__COMPITO 1__: Secondo il brano sull'Iva intracomunitaria, in quale Paese continua a pagarsi l'imposta con l'attuale regime provvisorio?
__COMPITO 2__: Elenca tutte le espressioni che il brano sull'Iva intracomunitaria riporta tra virgolette.
__COMPITO 3__: Prosegui il brano sull'Iva intracomunitaria a partire dall'ultima frase.

__BRANO SELEZIONATO__:
Esistono pure casi in cui, con “l’etichetta” di operazioni “esenti” ma con diritto alla detrazione, l’aliquota applicabile è l’aliquota zero.
Ed ancora, sempre in base all’attuale regime provvisorio, l’imposta continua a pagarsi nel Paese di destinazione e non in quello di provenienza del bene o del servizio, così come previsto come criterio di carattere generale dall’Unione europea.
Oggi, in pratica, le transazioni intracomunitarie, pur essendo assimilate alle operazioni “non imponibili” (senza Iva ma con diritto alla detrazione), non costituendo più esportazioni ed importazioni, e mancando quindi della bolletta doganale (che prima, all’importazione, dava luogo all’applicazione dell’Iva), restano ora soggette all’imposta attraverso una sorta di “reverse charge” (inversione contabile, ossia pagamento a cura del cessionario o committente) e controllate solo in base allo scambio di informazioni tra i vari paesi comunitari (principalmente i modelli Intra-stat).
Ora, però, la riforma dell’Iva intracomunitaria sembra cominciare a muovere i primi passi. Quantomeno nella fase dell’armonizzazione delle aliquote, indispensabile per la realizzazione dell’intera riforma.

__DATI DISPONIBILI__:
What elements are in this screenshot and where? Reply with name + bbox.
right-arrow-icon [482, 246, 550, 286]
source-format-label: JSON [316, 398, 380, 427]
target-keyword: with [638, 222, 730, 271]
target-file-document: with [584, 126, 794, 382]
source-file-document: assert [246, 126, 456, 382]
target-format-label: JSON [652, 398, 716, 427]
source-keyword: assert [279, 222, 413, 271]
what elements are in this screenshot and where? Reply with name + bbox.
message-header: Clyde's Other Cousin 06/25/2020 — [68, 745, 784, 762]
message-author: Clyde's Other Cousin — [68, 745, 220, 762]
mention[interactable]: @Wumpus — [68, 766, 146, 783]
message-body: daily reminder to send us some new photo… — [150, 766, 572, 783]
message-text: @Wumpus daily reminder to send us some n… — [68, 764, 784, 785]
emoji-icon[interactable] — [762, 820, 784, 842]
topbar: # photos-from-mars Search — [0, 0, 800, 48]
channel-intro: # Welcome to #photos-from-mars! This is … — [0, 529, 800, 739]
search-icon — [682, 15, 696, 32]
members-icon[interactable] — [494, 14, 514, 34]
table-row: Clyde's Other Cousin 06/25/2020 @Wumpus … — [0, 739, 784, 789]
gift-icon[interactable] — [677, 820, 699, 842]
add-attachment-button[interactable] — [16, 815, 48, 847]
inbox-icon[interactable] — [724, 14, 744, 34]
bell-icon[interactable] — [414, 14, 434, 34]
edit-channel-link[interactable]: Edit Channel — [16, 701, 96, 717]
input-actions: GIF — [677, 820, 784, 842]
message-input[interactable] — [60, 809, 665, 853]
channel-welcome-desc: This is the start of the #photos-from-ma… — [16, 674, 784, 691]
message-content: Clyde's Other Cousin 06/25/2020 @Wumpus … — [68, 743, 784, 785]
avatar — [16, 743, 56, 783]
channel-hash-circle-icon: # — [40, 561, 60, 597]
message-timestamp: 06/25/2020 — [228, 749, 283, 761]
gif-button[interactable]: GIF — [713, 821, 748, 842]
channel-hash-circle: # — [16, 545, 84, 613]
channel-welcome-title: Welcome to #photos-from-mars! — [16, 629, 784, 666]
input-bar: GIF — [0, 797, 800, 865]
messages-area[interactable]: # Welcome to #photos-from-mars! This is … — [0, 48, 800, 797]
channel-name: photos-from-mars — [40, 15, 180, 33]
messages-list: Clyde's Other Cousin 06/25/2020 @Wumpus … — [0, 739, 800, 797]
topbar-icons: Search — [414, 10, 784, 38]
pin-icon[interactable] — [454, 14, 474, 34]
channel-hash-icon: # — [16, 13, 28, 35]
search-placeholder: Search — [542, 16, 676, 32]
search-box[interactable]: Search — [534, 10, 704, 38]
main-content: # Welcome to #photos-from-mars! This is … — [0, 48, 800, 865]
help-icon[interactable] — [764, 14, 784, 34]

__SVOLGIMENTO 1__: Nel Paese di destinazione del bene o del servizio.

__SVOLGIMENTO 2__: “l’etichetta”, “esenti”, “non imponibili”, “reverse charge”

__SVOLGIMENTO 3__:
Nella Gazzetta Ufficiale dell’Unione europea del 6 aprile 2022, infatti, è stata pubblicata la Direttiva del 5 aprile 2022 n. 2022/542/Ue, del Consiglio Europeo, in vigore dallo stesso giorno della pubblicazione (6 aprile 2022), contenente disposizioni modificative delle direttive 2006/112/CE e 2020/285, che dovranno essere recepite dai singoli Stati membri dell’Unione europea entro il 31 dicembre 2024 e rese applicabili dal 1° gennaio 2025.
Secondo quanto previsto con la citata nuova direttiva, appare sempre più urgente adeguare la previgente normativa di cui alla direttiva 2006/112/CE, anche al fine di approntare un quadro giuridico che sia in grado di affrontare l’evoluzione in ambito ambientale (riscaldamento a basse emissioni) e della digitalizzazione (internet ed eventi trasmessi in streaming), nonché creare le basi per difendersi da crisi future e consentire pertanto agli Stati membri di rispondere rapidamente a circostanze eccezionali, quali pandemie, crisi umanitarie e catastrofi naturali.
Più in particolare, in base a quanto previsto dall’articolo 98 della direttiva 112 del 2006, modificata dalla Direttiva 542/2022, gli Stati membri potranno applicare al massimo due aliquote ridotte che non possono essere inferiore al 5% e potranno essere applicate solo alle cessioni di beni e alle prestazioni di servizi elencate nell’allegato III della citata direttiva del 2006 e, comunque, per un massimo di 24 voci che costituiscono l’insieme dei beni agevolabili.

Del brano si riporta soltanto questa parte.